Given instruction — What is the number of lines in the entries below that include the word "Early"? Provide the number only.
-- BEGIN Material --
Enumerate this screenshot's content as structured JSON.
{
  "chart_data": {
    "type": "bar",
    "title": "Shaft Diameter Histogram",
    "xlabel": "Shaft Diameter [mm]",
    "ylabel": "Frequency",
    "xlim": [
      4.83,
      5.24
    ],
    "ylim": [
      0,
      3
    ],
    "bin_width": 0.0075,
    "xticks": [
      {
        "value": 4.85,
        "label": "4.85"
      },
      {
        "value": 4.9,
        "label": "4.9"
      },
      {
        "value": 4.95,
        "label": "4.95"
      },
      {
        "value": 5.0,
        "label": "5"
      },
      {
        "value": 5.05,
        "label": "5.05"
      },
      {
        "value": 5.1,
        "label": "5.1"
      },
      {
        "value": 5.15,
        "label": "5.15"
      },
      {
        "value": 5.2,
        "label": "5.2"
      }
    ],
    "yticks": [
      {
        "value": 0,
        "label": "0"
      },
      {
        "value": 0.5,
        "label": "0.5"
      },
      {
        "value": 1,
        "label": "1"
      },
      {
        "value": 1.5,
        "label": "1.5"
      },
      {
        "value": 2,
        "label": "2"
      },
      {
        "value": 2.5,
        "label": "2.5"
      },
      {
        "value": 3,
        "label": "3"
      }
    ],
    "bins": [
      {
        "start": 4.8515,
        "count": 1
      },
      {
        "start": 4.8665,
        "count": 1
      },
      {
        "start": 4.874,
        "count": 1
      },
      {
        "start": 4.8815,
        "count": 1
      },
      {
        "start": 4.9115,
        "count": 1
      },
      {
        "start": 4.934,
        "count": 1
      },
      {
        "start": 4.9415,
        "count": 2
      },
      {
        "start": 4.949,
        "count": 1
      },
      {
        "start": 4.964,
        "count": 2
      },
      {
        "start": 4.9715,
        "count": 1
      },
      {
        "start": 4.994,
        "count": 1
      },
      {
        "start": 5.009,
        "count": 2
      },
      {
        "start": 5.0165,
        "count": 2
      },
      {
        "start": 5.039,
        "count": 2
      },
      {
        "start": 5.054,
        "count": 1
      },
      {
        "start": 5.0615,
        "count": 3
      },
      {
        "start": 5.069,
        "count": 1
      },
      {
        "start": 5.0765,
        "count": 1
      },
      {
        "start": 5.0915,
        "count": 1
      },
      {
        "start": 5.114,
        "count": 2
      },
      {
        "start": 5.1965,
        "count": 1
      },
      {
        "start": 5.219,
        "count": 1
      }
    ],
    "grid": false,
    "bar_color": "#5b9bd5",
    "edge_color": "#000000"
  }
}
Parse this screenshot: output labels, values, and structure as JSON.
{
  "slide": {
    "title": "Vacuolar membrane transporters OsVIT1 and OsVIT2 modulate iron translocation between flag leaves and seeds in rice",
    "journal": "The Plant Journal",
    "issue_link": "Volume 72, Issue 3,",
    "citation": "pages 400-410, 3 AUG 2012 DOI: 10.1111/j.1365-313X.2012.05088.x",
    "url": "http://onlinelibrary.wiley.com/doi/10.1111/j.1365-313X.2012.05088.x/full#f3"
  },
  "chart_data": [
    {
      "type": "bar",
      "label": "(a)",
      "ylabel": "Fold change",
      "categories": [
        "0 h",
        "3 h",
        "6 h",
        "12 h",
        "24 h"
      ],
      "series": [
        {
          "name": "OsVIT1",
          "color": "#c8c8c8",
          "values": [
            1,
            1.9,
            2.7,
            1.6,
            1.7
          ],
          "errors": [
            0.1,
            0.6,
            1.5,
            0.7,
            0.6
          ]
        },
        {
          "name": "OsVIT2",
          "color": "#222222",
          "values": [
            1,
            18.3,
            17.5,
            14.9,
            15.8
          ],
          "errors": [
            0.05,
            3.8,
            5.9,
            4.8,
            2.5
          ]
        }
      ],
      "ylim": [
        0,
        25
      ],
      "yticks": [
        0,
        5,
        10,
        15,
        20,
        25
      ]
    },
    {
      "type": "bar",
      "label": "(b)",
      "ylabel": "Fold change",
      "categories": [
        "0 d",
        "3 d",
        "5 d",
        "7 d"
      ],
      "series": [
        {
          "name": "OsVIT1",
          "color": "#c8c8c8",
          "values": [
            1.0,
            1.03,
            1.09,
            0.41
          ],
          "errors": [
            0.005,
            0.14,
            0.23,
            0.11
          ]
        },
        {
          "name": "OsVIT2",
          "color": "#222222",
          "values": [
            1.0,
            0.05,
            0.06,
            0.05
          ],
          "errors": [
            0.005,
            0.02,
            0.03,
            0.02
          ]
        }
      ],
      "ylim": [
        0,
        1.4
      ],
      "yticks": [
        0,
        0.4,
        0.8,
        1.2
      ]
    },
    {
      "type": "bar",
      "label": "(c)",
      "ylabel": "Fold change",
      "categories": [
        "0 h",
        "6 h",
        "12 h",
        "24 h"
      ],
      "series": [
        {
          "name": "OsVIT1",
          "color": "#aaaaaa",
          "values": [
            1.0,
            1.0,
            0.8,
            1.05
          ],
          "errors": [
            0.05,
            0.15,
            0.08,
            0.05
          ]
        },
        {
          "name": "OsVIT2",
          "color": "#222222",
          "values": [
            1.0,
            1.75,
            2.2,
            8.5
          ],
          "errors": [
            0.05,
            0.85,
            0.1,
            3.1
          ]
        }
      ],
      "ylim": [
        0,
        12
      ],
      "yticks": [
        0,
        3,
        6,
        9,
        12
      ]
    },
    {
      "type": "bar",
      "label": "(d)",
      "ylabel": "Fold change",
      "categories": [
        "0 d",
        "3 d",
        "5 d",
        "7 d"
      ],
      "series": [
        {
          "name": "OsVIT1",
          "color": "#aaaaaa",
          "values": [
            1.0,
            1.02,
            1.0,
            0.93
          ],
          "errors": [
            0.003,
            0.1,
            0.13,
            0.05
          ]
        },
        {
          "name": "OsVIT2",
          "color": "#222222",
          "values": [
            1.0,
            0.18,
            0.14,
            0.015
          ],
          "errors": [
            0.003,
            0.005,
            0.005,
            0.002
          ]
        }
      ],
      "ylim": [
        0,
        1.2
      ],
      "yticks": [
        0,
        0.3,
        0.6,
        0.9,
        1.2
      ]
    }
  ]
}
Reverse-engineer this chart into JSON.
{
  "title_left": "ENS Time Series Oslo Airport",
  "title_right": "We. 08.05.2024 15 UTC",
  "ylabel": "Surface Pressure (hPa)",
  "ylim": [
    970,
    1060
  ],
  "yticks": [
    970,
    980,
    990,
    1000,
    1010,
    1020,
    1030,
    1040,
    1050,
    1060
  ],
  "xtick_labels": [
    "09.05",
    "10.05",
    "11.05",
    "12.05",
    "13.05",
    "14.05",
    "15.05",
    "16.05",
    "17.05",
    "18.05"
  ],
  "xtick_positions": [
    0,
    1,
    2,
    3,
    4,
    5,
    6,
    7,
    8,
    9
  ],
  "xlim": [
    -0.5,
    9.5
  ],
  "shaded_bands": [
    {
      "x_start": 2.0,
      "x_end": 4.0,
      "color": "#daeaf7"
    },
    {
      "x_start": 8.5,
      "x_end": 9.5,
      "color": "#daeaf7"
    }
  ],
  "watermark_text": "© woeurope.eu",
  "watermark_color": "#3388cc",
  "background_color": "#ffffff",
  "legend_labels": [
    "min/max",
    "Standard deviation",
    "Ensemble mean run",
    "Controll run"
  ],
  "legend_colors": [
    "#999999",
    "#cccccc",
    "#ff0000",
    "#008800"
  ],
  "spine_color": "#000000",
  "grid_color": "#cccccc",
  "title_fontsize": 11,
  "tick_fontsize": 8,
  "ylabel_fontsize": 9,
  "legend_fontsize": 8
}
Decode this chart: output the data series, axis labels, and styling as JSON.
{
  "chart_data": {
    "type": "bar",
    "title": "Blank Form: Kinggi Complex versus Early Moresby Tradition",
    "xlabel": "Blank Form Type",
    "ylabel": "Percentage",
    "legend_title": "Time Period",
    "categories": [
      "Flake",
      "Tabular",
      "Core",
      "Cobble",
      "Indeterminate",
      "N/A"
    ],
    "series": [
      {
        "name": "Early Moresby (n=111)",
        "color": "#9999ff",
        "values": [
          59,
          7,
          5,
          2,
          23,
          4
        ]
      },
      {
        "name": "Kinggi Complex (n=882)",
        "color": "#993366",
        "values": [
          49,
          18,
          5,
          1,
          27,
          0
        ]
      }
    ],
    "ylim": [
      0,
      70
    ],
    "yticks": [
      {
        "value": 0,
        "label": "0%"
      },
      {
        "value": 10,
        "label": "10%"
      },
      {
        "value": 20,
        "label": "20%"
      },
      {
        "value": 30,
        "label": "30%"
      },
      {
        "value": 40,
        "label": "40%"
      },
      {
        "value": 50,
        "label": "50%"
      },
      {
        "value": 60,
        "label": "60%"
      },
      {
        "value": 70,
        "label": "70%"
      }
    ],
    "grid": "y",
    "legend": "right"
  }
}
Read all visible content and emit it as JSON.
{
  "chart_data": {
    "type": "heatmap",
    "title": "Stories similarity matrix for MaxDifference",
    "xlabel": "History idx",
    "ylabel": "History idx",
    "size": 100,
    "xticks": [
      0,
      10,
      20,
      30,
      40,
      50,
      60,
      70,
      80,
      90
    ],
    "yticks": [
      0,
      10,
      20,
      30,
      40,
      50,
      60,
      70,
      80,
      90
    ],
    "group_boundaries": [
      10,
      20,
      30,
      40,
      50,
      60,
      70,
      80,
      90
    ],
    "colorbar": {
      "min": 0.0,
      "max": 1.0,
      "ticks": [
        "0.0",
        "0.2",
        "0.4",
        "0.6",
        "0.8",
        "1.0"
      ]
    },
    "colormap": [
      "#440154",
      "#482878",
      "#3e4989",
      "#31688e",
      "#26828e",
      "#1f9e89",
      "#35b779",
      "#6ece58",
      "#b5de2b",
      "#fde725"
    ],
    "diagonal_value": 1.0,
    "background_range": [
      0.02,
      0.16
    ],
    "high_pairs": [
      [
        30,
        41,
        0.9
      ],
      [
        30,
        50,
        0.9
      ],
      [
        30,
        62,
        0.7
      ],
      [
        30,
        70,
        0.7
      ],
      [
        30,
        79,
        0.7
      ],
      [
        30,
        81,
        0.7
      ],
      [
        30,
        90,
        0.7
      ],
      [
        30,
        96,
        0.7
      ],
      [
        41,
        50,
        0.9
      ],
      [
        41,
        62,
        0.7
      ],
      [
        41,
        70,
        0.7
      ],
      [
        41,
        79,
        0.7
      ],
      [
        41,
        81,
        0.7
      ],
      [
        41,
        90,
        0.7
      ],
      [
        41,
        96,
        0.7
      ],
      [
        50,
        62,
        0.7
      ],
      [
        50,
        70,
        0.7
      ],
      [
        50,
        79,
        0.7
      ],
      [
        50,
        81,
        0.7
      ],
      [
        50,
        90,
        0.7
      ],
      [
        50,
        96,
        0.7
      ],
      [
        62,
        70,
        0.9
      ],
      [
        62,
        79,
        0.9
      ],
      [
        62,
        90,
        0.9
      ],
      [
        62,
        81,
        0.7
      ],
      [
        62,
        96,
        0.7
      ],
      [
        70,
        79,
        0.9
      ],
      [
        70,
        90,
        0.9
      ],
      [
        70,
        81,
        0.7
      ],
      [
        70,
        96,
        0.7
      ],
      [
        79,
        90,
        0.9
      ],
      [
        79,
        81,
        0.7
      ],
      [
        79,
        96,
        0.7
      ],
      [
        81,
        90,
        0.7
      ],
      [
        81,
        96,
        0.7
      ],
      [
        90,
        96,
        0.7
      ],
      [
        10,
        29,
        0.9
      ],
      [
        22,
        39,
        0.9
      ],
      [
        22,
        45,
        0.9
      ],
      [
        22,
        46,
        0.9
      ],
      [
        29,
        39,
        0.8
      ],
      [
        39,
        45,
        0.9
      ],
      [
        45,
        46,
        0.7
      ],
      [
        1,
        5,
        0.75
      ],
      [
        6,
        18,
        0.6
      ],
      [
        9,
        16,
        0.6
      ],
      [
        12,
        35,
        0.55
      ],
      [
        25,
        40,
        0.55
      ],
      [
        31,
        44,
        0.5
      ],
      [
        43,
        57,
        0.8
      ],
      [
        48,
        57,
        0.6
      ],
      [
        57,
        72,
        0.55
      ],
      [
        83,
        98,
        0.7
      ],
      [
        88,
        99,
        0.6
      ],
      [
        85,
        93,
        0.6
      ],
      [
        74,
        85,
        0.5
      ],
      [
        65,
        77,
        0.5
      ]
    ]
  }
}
-- END Material --
Response to the task — 2